Each line of the material below should be reproduced exactly.

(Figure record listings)
################

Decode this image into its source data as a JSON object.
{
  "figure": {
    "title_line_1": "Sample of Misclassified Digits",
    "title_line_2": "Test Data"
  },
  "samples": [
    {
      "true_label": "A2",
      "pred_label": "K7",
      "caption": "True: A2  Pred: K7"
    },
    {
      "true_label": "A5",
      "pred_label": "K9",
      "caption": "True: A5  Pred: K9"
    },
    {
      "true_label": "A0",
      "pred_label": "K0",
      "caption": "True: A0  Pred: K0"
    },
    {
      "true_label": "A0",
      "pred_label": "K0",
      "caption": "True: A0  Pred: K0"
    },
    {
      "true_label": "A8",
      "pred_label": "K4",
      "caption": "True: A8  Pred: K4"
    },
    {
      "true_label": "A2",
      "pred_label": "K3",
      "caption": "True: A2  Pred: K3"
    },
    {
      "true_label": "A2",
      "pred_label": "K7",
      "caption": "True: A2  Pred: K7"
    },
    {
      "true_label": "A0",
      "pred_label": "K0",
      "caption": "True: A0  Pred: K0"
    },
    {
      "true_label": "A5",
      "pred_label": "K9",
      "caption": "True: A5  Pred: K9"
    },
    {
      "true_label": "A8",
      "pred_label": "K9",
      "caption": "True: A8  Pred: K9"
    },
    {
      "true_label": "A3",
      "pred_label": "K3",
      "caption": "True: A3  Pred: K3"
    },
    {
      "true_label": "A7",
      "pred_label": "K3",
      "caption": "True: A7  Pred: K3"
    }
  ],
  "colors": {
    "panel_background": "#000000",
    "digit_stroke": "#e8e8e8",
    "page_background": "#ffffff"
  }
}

################

> [Response]
Decode this image into its source data as a JSON object.
{
  "figure": {
    "title_line_1": "Sample of Misclassified Digits",
    "title_line_2": "Test Data"
  },
  "samples": [
    {
      "true_label": "A2",
      "pred_label": "K7",
      "caption": "True: A2  Pred: K7"
    },
    {
      "true_label": "A5",
      "pred_label": "K9",
      "caption": "True: A5  Pred: K9"
    },
    {
      "true_label": "A0",
      "pred_label": "K0",
      "caption": "True: A0  Pred: K0"
    },
    {
      "true_label": "A0",
      "pred_label": "K0",
      "caption": "True: A0  Pred: K0"
    },
    {
      "true_label": "A8",
      "pred_label": "K4",
      "caption": "True: A8  Pred: K4"
    },
    {
      "true_label": "A2",
      "pred_label": "K3",
      "caption": "True: A2  Pred: K3"
    },
    {
      "true_label": "A2",
      "pred_label": "K7",
      "caption": "True: A2  Pred: K7"
    },
    {
      "true_label": "A0",
      "pred_label": "K0",
      "caption": "True: A0  Pred: K0"
    },
    {
      "true_label": "A5",
      "pred_label": "K9",
      "caption": "True: A5  Pred: K9"
    },
    {
      "true_label": "A8",
      "pred_label": "K9",
      "caption": "True: A8  Pred: K9"
    },
    {
      "true_label": "A3",
      "pred_label": "K3",
      "caption": "True: A3  Pred: K3"
    },
    {
      "true_label": "A7",
      "pred_label": "K3",
      "caption": "True: A7  Pred: K3"
    }
  ],
  "colors": {
    "panel_background": "#000000",
    "digit_stroke": "#e8e8e8",
    "page_background": "#ffffff"
  }
}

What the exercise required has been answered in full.